**EXERCISE DESCRIPTION**
Print the entries below word for word; the pictures stay out of your copy.

Stored data entries

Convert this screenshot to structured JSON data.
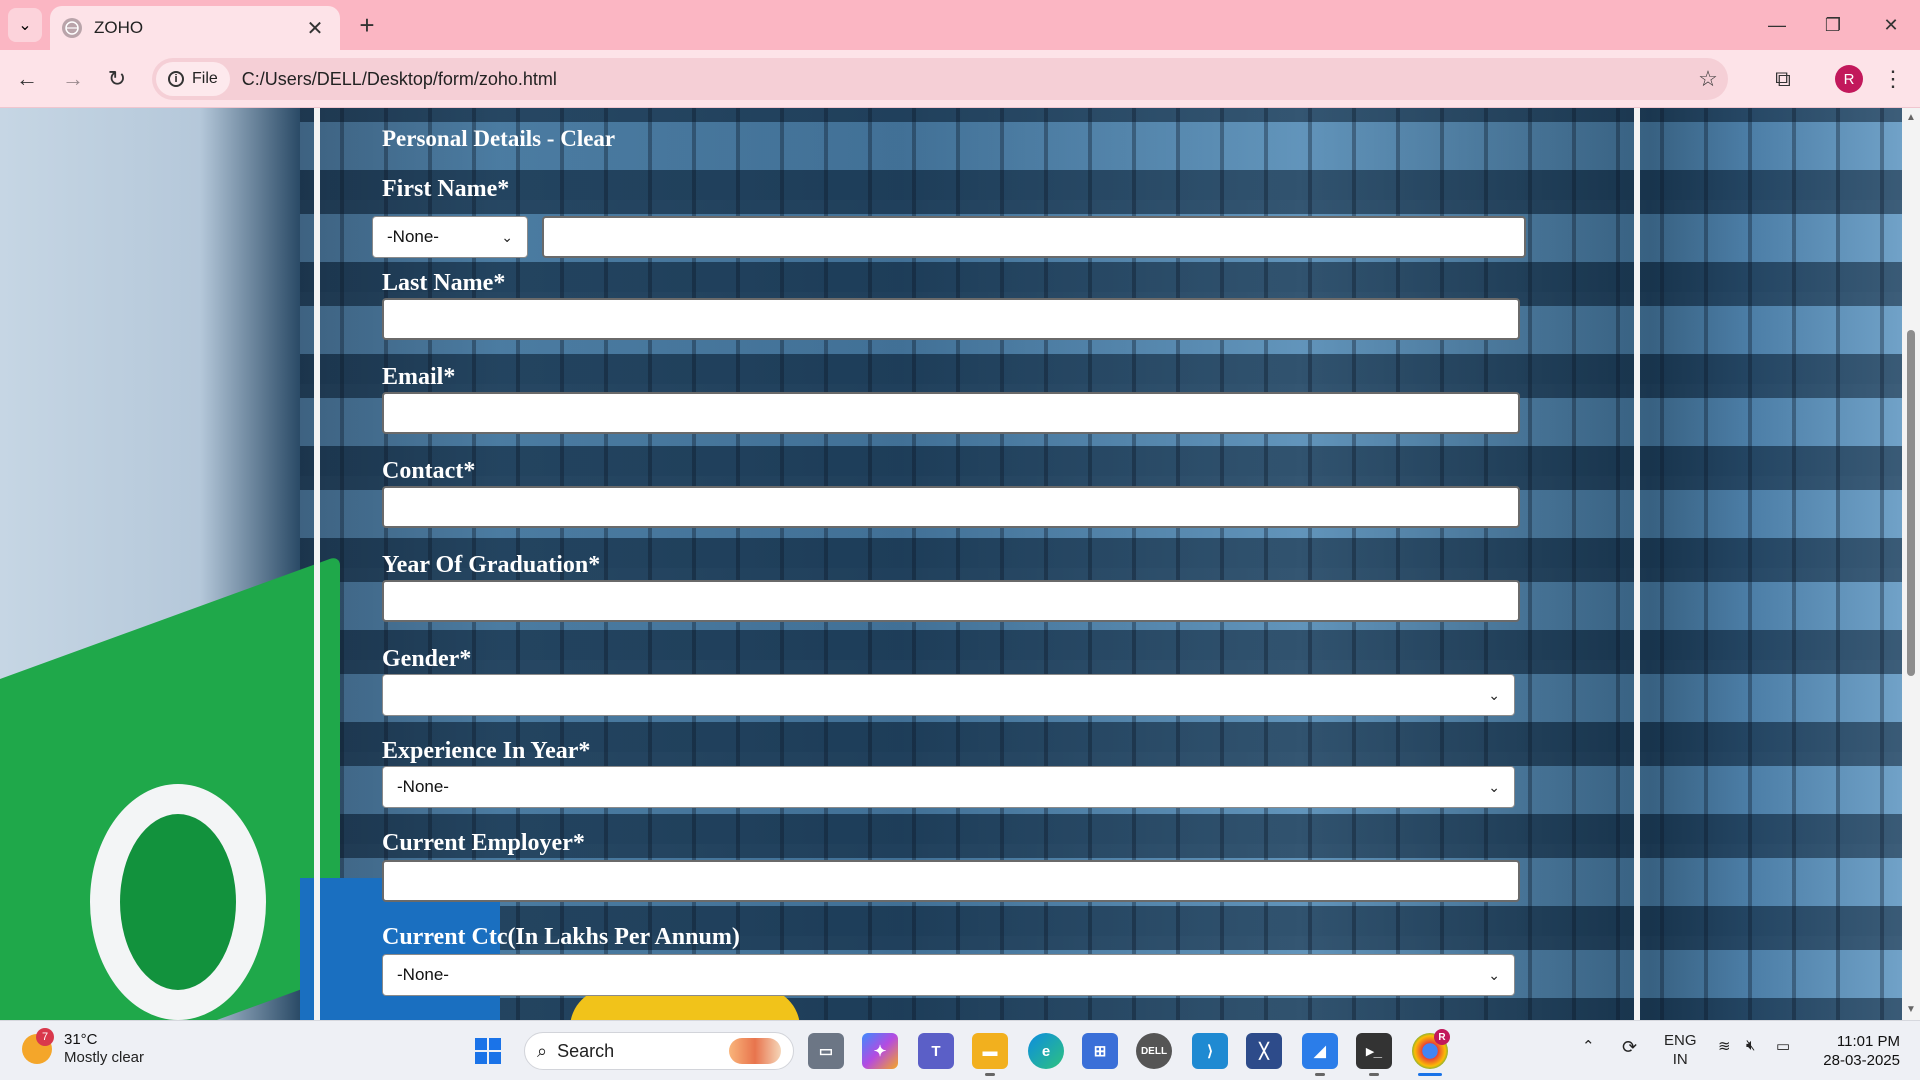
{
  "browser": {
    "tab_title": "ZOHO",
    "site_chip": "File",
    "url": "C:/Users/DELL/Desktop/form/zoho.html",
    "profile_initial": "R"
  },
  "form": {
    "section_title": "Personal Details - Clear",
    "fields": {
      "first_name_label": "First Name*",
      "salutation_value": "-None-",
      "last_name_label": "Last Name*",
      "email_label": "Email*",
      "contact_label": "Contact*",
      "graduation_label": "Year Of Graduation*",
      "gender_label": "Gender*",
      "gender_value": "",
      "experience_label": "Experience In Year*",
      "experience_value": "-None-",
      "employer_label": "Current Employer*",
      "ctc_label": "Current Ctc(In Lakhs Per Annum)",
      "ctc_value": "-None-"
    }
  },
  "taskbar": {
    "weather_badge": "7",
    "temperature": "31°C",
    "condition": "Mostly clear",
    "search_label": "Search",
    "language_line1": "ENG",
    "language_line2": "IN",
    "time": "11:01 PM",
    "date": "28-03-2025",
    "chrome_badge": "R"
  },
  "colors": {
    "tabbar": "#fbb6c3",
    "toolbar": "#fde3e8",
    "label_text": "#ffffff",
    "weather_badge": "#d9384c",
    "profile": "#c2185b"
  }
}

**REPLY**
Convert this screenshot to structured JSON data.
{
  "browser": {
    "tab_title": "ZOHO",
    "site_chip": "File",
    "url": "C:/Users/DELL/Desktop/form/zoho.html",
    "profile_initial": "R"
  },
  "form": {
    "section_title": "Personal Details - Clear",
    "fields": {
      "first_name_label": "First Name*",
      "salutation_value": "-None-",
      "last_name_label": "Last Name*",
      "email_label": "Email*",
      "contact_label": "Contact*",
      "graduation_label": "Year Of Graduation*",
      "gender_label": "Gender*",
      "gender_value": "",
      "experience_label": "Experience In Year*",
      "experience_value": "-None-",
      "employer_label": "Current Employer*",
      "ctc_label": "Current Ctc(In Lakhs Per Annum)",
      "ctc_value": "-None-"
    }
  },
  "taskbar": {
    "weather_badge": "7",
    "temperature": "31°C",
    "condition": "Mostly clear",
    "search_label": "Search",
    "language_line1": "ENG",
    "language_line2": "IN",
    "time": "11:01 PM",
    "date": "28-03-2025",
    "chrome_badge": "R"
  },
  "colors": {
    "tabbar": "#fbb6c3",
    "toolbar": "#fde3e8",
    "label_text": "#ffffff",
    "weather_badge": "#d9384c",
    "profile": "#c2185b"
  }
}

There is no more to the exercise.